What to work on: Find every line in the records below that holds the word "відкритої" and copy it.

'''

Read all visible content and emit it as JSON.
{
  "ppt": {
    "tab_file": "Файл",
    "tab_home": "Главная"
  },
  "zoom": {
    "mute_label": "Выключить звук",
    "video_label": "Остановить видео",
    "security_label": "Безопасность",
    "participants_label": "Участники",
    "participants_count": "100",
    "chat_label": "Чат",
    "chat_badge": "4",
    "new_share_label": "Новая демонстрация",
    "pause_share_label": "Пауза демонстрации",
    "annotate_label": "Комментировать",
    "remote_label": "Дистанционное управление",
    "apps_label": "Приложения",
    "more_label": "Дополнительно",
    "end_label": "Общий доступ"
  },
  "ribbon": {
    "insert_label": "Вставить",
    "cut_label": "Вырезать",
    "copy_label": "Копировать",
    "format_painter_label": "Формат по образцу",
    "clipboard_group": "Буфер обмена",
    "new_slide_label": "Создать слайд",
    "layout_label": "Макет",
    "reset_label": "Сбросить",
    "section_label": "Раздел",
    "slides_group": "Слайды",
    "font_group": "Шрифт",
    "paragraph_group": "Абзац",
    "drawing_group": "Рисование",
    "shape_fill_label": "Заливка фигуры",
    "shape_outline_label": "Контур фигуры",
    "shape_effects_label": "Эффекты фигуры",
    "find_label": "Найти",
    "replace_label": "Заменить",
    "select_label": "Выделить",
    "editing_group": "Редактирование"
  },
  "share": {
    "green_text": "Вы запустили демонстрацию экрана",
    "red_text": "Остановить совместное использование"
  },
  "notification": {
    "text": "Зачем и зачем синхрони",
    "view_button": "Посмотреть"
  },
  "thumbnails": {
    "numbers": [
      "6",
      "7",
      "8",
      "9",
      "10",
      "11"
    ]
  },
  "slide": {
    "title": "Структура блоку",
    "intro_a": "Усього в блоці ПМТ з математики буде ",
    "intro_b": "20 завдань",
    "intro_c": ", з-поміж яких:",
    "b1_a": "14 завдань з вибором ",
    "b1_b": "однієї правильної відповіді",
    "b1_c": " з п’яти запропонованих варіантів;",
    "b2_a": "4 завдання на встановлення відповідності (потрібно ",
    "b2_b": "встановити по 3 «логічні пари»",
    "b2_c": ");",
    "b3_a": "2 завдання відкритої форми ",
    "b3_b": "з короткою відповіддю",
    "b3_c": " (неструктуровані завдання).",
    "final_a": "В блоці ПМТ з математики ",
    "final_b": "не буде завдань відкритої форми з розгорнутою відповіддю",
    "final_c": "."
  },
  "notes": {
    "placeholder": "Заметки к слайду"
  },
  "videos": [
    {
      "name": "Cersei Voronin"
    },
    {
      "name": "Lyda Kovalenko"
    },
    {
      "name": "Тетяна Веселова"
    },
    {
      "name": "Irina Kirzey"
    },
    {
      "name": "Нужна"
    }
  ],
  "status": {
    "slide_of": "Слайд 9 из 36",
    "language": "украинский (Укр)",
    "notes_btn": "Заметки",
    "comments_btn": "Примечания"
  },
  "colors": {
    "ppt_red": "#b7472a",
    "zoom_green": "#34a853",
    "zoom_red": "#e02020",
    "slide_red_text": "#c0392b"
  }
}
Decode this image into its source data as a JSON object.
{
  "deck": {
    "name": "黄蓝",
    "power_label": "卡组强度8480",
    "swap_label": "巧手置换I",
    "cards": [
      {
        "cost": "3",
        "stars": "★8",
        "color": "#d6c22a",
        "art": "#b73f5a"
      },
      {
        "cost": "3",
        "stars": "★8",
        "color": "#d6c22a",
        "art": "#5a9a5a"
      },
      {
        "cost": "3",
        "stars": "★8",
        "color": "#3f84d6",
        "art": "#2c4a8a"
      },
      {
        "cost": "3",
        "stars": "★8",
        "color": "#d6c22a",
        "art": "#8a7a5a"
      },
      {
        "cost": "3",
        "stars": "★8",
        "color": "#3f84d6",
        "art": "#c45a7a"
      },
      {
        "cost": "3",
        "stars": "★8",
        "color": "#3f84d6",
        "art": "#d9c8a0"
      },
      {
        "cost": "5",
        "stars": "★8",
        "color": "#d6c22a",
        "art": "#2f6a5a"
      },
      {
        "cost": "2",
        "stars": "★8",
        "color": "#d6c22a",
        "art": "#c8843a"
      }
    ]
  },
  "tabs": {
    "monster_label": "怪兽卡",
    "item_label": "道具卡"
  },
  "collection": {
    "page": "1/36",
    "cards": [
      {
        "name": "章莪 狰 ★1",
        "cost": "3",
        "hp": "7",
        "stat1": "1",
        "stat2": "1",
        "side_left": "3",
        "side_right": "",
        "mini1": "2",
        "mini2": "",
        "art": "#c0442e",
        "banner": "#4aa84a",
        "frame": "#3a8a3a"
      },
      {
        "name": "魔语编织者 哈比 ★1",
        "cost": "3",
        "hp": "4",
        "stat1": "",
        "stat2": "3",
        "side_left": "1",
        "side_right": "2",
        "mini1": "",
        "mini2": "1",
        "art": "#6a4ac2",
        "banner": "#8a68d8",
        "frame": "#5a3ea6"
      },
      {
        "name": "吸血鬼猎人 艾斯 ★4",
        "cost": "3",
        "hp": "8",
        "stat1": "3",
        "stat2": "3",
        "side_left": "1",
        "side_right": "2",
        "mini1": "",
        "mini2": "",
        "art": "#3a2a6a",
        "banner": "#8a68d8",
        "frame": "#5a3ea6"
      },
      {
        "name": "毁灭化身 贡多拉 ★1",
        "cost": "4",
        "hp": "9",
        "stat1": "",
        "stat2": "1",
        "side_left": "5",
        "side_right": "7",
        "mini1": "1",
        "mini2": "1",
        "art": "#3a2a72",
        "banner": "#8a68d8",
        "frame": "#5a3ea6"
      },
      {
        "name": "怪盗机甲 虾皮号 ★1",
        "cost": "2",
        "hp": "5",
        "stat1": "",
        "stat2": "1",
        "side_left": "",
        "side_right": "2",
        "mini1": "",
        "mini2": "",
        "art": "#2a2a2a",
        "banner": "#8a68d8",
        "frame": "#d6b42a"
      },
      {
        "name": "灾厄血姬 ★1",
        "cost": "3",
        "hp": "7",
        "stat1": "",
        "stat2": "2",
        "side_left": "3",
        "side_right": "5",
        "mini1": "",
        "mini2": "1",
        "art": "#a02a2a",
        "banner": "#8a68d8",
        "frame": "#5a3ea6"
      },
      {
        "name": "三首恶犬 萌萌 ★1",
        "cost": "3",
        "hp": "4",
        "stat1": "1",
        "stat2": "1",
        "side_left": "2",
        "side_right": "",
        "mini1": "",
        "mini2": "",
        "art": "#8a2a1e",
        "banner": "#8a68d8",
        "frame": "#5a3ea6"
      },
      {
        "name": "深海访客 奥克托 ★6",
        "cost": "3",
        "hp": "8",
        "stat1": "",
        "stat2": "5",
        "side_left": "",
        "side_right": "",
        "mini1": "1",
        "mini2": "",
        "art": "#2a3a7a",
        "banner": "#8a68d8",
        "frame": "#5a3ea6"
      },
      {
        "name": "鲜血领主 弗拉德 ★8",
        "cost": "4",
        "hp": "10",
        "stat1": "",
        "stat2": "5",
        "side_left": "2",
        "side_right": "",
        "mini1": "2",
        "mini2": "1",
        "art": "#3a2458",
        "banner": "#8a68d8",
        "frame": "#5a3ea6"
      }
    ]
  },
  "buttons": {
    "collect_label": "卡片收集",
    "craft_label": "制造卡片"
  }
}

'''

Task solution:
    "b3_a": "2 завдання відкритої форми ",
    "final_b": "не буде завдань відкритої форми з розгорнутою відповіддю",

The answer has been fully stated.